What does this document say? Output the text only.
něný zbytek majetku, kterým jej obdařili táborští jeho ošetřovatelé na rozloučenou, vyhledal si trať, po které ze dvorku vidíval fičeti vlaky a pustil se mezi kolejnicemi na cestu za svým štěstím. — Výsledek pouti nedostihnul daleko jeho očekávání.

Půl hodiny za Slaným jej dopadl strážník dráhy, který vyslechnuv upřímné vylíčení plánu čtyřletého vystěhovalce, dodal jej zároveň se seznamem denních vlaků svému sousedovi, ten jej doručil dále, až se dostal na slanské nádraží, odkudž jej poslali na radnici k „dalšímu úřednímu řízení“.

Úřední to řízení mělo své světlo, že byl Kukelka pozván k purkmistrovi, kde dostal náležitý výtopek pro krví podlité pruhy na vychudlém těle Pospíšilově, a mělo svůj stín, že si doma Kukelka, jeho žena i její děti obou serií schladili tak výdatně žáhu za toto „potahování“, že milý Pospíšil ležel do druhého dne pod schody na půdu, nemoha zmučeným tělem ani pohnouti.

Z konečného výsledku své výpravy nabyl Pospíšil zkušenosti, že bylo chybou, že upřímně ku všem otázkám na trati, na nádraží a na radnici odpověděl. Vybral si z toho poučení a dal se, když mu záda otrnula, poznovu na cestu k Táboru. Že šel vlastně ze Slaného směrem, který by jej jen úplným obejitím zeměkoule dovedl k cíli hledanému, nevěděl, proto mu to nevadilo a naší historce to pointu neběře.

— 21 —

### TASK PROMPT
Transcribe the whole listing exactly.

### ANSWER FOR THIS EXERCISE
What does this document say? Output the text only.
něný zbytek majetku, kterým jej obdařili táborští jeho ošetřovatelé na rozloučenou, vyhledal si trať, po které ze dvorku vidíval fičeti vlaky a pustil se mezi kolejnicemi na cestu za svým štěstím. — Výsledek pouti nedostihnul daleko jeho očekávání.

Půl hodiny za Slaným jej dopadl strážník dráhy, který vyslechnuv upřímné vylíčení plánu čtyřletého vystěhovalce, dodal jej zároveň se seznamem denních vlaků svému sousedovi, ten jej doručil dále, až se dostal na slanské nádraží, odkudž jej poslali na radnici k „dalšímu úřednímu řízení“.

Úřední to řízení mělo své světlo, že byl Kukelka pozván k purkmistrovi, kde dostal náležitý výtopek pro krví podlité pruhy na vychudlém těle Pospíšilově, a mělo svůj stín, že si doma Kukelka, jeho žena i její děti obou serií schladili tak výdatně žáhu za toto „potahování“, že milý Pospíšil ležel do druhého dne pod schody na půdu, nemoha zmučeným tělem ani pohnouti.

Z konečného výsledku své výpravy nabyl Pospíšil zkušenosti, že bylo chybou, že upřímně ku všem otázkám na trati, na nádraží a na radnici odpověděl. Vybral si z toho poučení a dal se, když mu záda otrnula, poznovu na cestu k Táboru. Že šel vlastně ze Slaného směrem, který by jej jen úplným obejitím zeměkoule dovedl k cíli hledanému, nevěděl, proto mu to nevadilo a naší historce to pointu neběře.

— 21 —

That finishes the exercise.